» Data excerpts:
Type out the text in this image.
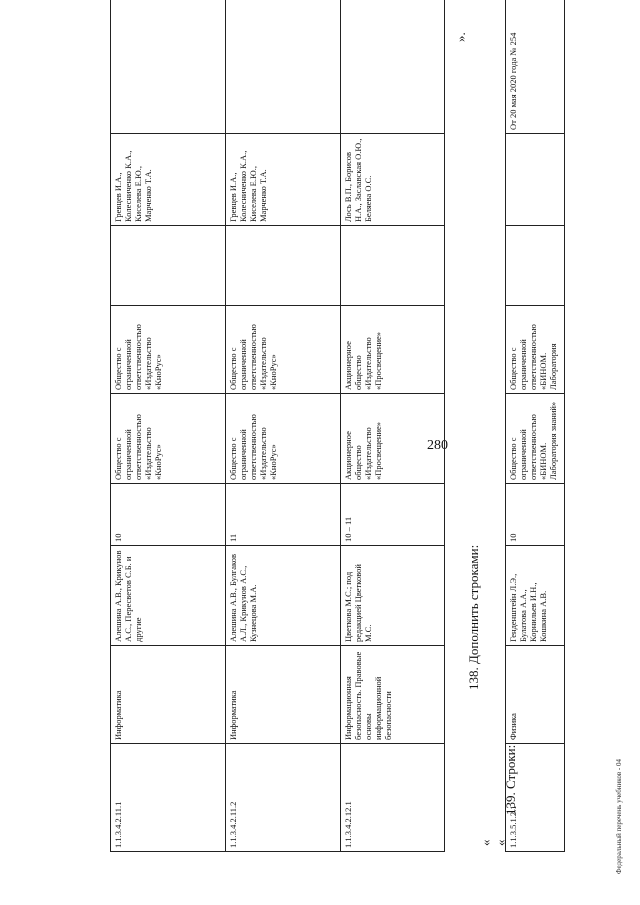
280
138. Дополнить строками:
«
».
1.1.3.4.2.11.1	Информатика	Алешина А.В., Крикунов А.С., Пересветов С.Б. и другие	10	Общество с ограниченной ответственностью «Издательство «КноРус»	Общество с ограниченной ответственностью «Издательство «КноРус»		Гревцев И.А., Колесниченко К.А., Киселева Е.Ю., Марченко Т.А.		
1.1.3.4.2.11.2	Информатика	Алешина А.В., Булгаков А.Л., Крикунов А.С., Кузнецова М.А.	11	Общество с ограниченной ответственностью «Издательство «КноРус»	Общество с ограниченной ответственностью «Издательство «КноРус»		Гревцев И.А., Колесниченко К.А., Киселева Е.Ю., Марченко Т.А.		
1.1.3.4.2.12.1	Информационная безопасность. Правовые основы информационной безопасности	Цветкова М.С.; под редакцией Цветковой М.С.	10 – 11	Акционерное общество «Издательство «Просвещение»	Акционерное общество «Издательство «Просвещение»		Лось В.П., Борисов Н.А., Заславская О.Ю., Беляева О.С.		
139. Строки:
« 1.1.3.5.1.2.1	Физика	Генденштейн Л.Э., Булатова А.А., Корнильев И.Н., Кошкина А.В.	10	Общество с ограниченной ответственностью «БИНОМ. Лаборатория знаний»	Общество с ограниченной ответственностью «БИНОМ. Лаборатория			От 20 мая 2020 года № 254	
Федеральный перечень учебников - 04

» Goal:
Pictures in the records above are left out; print everything else exactly as written.

» Worked solution:
Type out the text in this image.
280
138. Дополнить строками:
«
».
1.1.3.4.2.11.1	Информатика	Алешина А.В., Крикунов А.С., Пересветов С.Б. и другие	10	Общество с ограниченной ответственностью «Издательство «КноРус»	Общество с ограниченной ответственностью «Издательство «КноРус»		Гревцев И.А., Колесниченко К.А., Киселева Е.Ю., Марченко Т.А.		
1.1.3.4.2.11.2	Информатика	Алешина А.В., Булгаков А.Л., Крикунов А.С., Кузнецова М.А.	11	Общество с ограниченной ответственностью «Издательство «КноРус»	Общество с ограниченной ответственностью «Издательство «КноРус»		Гревцев И.А., Колесниченко К.А., Киселева Е.Ю., Марченко Т.А.		
1.1.3.4.2.12.1	Информационная безопасность. Правовые основы информационной безопасности	Цветкова М.С.; под редакцией Цветковой М.С.	10 – 11	Акционерное общество «Издательство «Просвещение»	Акционерное общество «Издательство «Просвещение»		Лось В.П., Борисов Н.А., Заславская О.Ю., Беляева О.С.		
139. Строки:
« 1.1.3.5.1.2.1	Физика	Генденштейн Л.Э., Булатова А.А., Корнильев И.Н., Кошкина А.В.	10	Общество с ограниченной ответственностью «БИНОМ. Лаборатория знаний»	Общество с ограниченной ответственностью «БИНОМ. Лаборатория			От 20 мая 2020 года № 254	
Федеральный перечень учебников - 04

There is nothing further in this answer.